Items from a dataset
--- start ---
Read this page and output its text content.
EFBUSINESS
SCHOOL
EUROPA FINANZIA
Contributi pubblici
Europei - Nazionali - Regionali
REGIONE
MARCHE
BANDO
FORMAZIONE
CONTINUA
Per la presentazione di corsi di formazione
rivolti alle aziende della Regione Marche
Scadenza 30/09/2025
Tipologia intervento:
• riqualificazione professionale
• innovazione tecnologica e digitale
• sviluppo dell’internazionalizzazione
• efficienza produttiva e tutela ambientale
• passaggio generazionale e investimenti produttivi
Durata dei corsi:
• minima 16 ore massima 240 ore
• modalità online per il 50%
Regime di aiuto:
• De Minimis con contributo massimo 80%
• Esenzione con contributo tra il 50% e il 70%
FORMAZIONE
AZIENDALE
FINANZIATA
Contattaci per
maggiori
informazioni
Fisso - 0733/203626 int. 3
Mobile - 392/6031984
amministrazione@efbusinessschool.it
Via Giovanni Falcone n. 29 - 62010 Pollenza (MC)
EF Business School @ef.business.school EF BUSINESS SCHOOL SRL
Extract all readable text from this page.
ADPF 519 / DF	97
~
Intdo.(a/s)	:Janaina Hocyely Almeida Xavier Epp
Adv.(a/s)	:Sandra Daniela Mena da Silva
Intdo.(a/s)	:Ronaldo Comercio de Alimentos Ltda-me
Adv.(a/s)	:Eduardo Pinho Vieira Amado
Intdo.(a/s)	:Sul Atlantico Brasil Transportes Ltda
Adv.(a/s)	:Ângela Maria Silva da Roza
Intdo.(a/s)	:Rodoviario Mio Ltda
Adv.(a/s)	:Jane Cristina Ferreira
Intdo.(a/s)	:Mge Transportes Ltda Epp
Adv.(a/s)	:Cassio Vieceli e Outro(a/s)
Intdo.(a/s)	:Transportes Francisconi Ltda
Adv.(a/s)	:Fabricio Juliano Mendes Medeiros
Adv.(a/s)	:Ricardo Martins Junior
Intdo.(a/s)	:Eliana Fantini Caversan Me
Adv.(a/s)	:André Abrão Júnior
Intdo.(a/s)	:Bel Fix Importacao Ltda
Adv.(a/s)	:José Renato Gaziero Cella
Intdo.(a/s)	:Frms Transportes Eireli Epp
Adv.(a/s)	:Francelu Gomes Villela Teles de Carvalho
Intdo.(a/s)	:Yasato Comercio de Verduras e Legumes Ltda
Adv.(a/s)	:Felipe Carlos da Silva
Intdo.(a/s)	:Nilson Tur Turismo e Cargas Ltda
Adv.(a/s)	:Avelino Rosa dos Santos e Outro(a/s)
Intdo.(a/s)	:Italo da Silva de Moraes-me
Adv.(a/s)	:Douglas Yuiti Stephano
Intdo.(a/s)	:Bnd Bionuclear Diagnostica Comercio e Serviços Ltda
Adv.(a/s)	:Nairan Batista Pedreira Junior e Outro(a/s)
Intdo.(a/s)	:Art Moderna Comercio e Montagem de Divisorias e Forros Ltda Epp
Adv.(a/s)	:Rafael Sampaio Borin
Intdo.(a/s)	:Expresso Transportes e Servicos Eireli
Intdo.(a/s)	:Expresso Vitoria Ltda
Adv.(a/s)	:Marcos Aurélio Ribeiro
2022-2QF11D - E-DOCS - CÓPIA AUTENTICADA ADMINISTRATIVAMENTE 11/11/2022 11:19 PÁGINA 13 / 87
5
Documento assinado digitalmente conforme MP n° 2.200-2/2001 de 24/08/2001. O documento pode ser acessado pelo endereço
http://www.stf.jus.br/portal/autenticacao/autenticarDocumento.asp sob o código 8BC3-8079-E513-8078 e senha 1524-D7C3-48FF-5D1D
--- end ---
> [Your goal]:
Return all lines of the material above in which the word "corsi" occurs.

> [Completed task]:
Per la presentazione di corsi di formazione
Durata dei corsi:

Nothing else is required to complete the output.